# [Problem description]
Report only the number of lines holding "color".

# [Provided data]
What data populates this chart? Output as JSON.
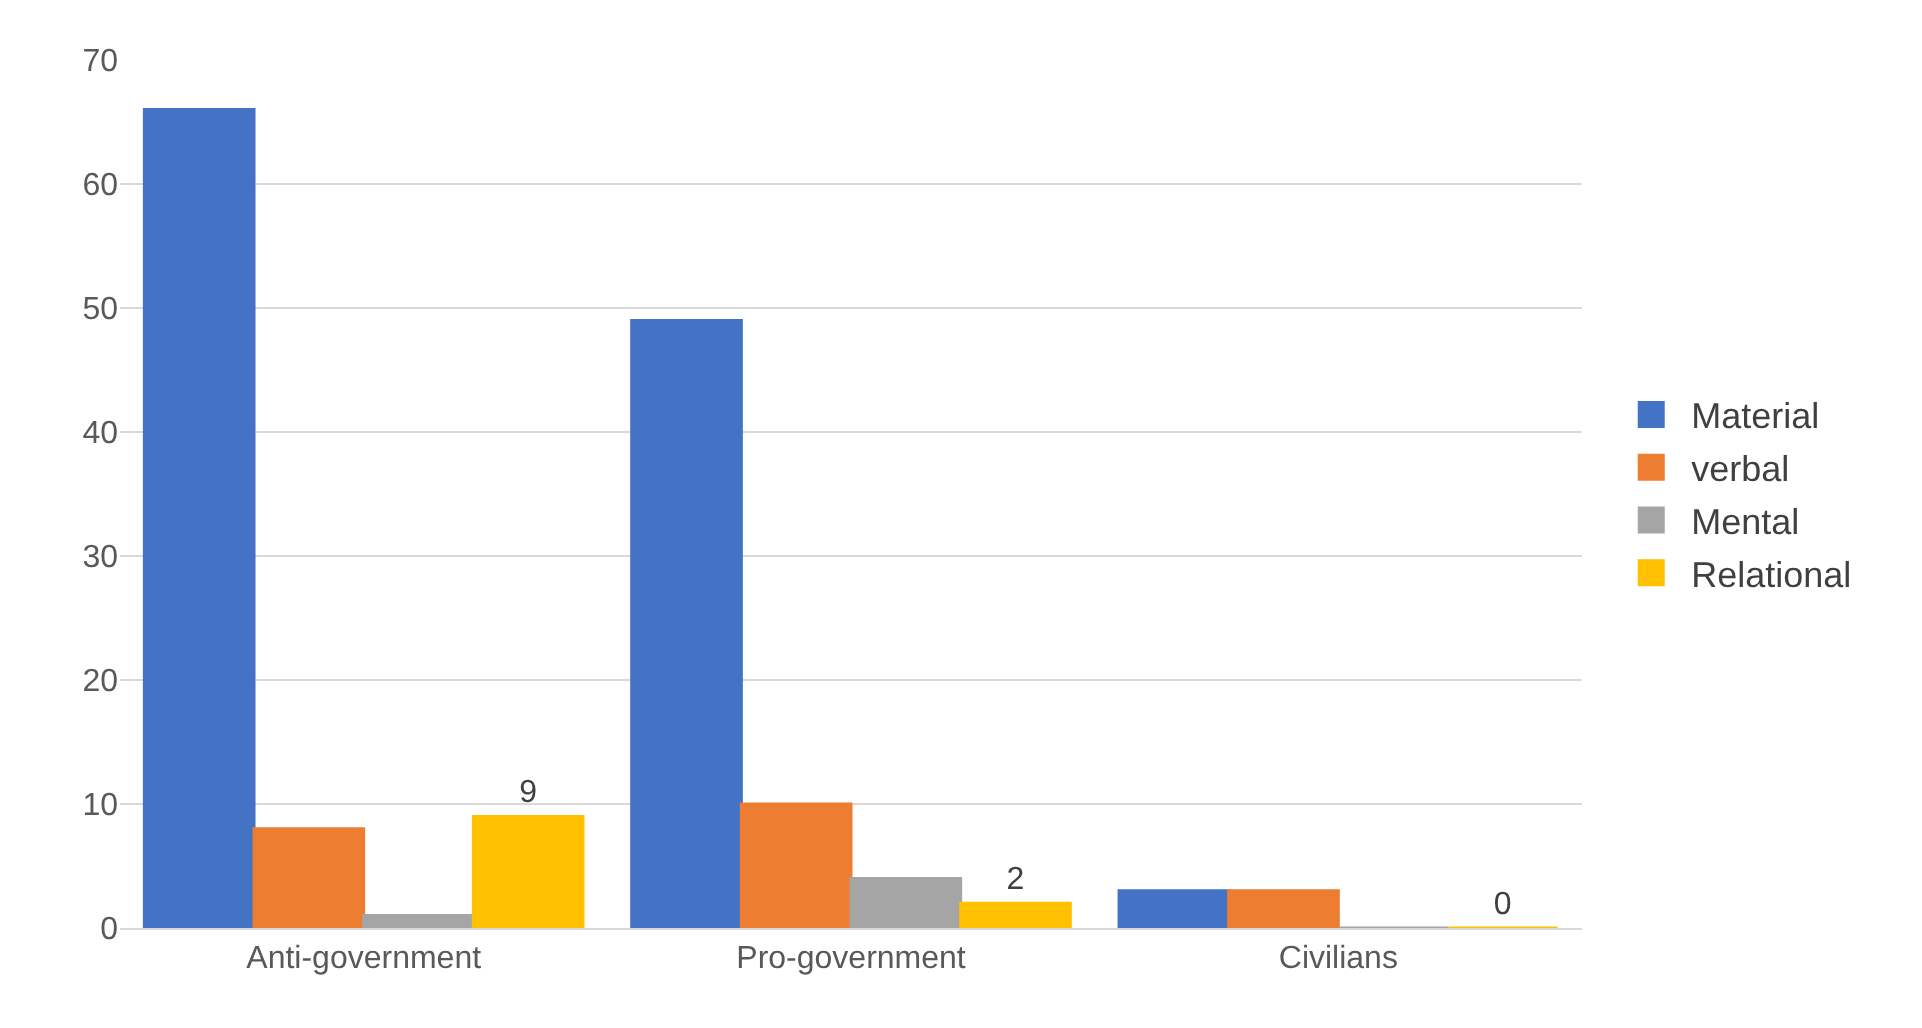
{
  "chart_data": {
    "type": "bar",
    "categories": [
      "Anti-government",
      "Pro-government",
      "Civilians"
    ],
    "series": [
      {
        "name": "Material",
        "color": "#4472c4",
        "values": [
          66,
          49,
          3
        ]
      },
      {
        "name": "verbal",
        "color": "#ed7d31",
        "values": [
          8,
          10,
          3
        ]
      },
      {
        "name": "Mental",
        "color": "#a5a5a5",
        "values": [
          1,
          4,
          0
        ]
      },
      {
        "name": "Relational",
        "color": "#ffc000",
        "values": [
          9,
          2,
          0
        ],
        "value_labels": [
          "9",
          "2",
          "0"
        ]
      }
    ],
    "ylim": [
      0,
      70
    ],
    "yticks": [
      0,
      10,
      20,
      30,
      40,
      50,
      60,
      70
    ],
    "grid": "y",
    "legend": "right"
  }
}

# [Complete answer]
4